Given entries:
---+---

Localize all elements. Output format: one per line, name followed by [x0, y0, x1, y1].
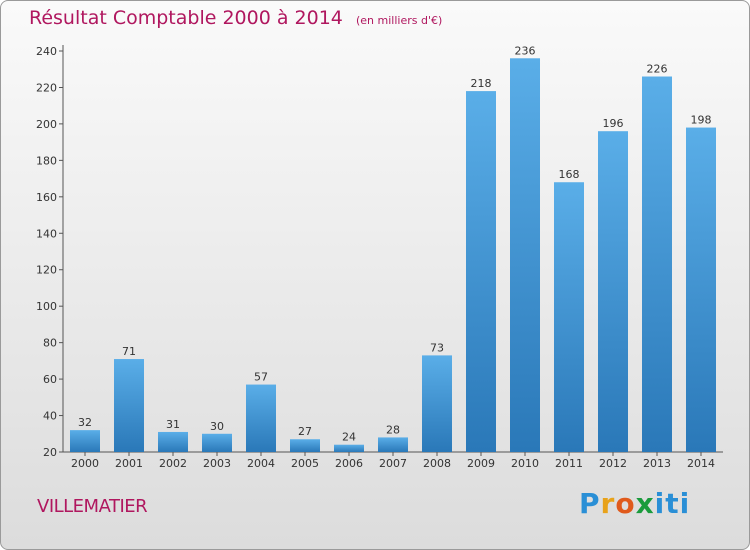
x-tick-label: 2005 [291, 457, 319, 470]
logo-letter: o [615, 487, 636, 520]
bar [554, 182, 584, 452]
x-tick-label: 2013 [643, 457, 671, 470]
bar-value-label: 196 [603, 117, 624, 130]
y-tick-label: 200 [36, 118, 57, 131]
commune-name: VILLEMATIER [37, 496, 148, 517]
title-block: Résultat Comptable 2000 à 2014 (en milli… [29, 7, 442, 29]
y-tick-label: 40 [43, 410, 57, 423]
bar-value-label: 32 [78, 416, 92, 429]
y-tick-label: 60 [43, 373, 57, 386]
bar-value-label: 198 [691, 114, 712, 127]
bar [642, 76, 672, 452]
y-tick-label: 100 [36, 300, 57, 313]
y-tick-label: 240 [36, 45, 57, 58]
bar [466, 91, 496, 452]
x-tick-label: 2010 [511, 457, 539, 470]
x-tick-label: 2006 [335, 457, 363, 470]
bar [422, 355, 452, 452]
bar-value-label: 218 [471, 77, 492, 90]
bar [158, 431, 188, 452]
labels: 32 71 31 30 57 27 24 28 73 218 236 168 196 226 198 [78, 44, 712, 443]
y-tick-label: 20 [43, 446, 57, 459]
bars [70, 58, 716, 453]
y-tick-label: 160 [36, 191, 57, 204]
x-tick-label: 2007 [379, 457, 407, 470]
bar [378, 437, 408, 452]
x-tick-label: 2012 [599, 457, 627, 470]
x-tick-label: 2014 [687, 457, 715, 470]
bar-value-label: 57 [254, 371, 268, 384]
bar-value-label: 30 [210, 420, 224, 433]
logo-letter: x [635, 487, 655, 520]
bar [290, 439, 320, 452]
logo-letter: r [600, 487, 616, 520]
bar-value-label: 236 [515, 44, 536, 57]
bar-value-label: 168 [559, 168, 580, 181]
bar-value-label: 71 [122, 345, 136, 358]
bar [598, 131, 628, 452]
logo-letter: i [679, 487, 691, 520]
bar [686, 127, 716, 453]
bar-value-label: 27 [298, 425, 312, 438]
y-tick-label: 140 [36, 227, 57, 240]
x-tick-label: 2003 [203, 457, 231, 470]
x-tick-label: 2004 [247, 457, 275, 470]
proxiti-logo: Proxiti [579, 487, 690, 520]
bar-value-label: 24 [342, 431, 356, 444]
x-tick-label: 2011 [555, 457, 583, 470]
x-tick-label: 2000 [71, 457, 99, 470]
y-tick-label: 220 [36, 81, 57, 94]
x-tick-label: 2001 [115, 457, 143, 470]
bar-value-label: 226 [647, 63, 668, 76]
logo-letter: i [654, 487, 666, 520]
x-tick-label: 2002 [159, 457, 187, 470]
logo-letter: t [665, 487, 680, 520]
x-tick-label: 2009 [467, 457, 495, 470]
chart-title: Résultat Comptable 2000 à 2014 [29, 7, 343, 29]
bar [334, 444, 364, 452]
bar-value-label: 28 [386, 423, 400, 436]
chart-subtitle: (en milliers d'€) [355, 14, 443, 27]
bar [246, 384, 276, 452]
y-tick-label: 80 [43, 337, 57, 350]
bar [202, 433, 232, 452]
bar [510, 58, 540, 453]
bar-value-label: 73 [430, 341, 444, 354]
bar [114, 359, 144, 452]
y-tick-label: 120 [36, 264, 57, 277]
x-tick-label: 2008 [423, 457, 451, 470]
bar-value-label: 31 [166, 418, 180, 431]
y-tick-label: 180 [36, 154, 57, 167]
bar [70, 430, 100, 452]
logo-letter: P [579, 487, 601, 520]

---+---

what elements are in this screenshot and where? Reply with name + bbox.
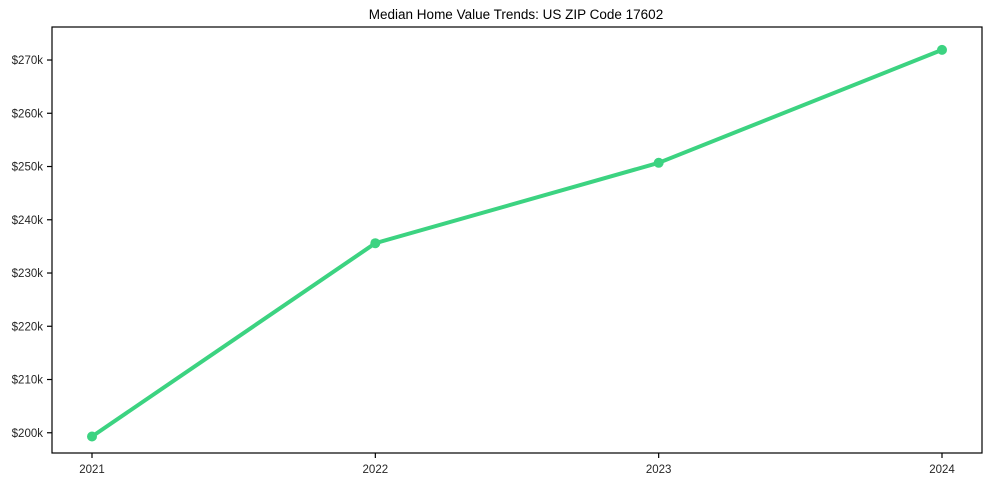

---+---

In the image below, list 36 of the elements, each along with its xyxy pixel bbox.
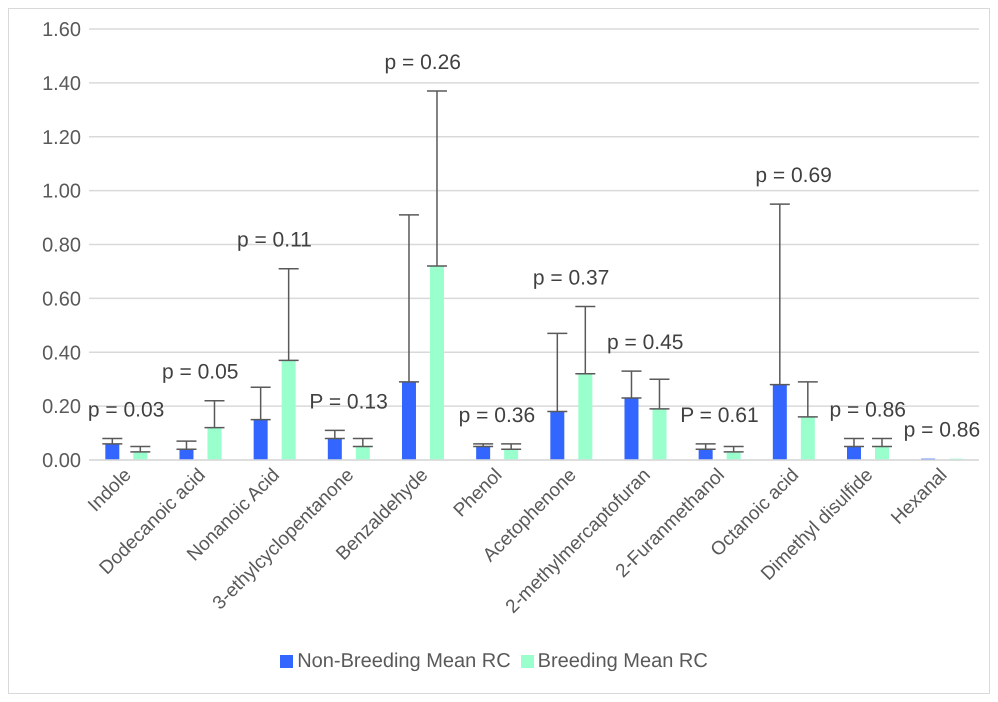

---+---

Your instructions:
Could you write out the material above word for word, from the line containing "Localize all elements." through the line containing "bars [70, 58, 716, 453]", with both of those lines included and the pictures omitted?

Exercise output:
Localize all elements. Output format: one per line, name followed by [x0, y0, x1, y1].
x-tick-label: 2005 [291, 457, 319, 470]
logo-letter: o [615, 487, 636, 520]
bar [554, 182, 584, 452]
x-tick-label: 2013 [643, 457, 671, 470]
bar-value-label: 196 [603, 117, 624, 130]
y-tick-label: 200 [36, 118, 57, 131]
commune-name: VILLEMATIER [37, 496, 148, 517]
title-block: Résultat Comptable 2000 à 2014 (en milli… [29, 7, 442, 29]
y-tick-label: 40 [43, 410, 57, 423]
bar-value-label: 32 [78, 416, 92, 429]
y-tick-label: 60 [43, 373, 57, 386]
bar-value-label: 198 [691, 114, 712, 127]
bar [642, 76, 672, 452]
y-tick-label: 100 [36, 300, 57, 313]
y-tick-label: 240 [36, 45, 57, 58]
bar [466, 91, 496, 452]
x-tick-label: 2010 [511, 457, 539, 470]
x-tick-label: 2006 [335, 457, 363, 470]
bar [422, 355, 452, 452]
bar-value-label: 218 [471, 77, 492, 90]
bar [158, 431, 188, 452]
labels: 32 71 31 30 57 27 24 28 73 218 236 168 196 226 198 [78, 44, 712, 443]
y-tick-label: 20 [43, 446, 57, 459]
bars [70, 58, 716, 453]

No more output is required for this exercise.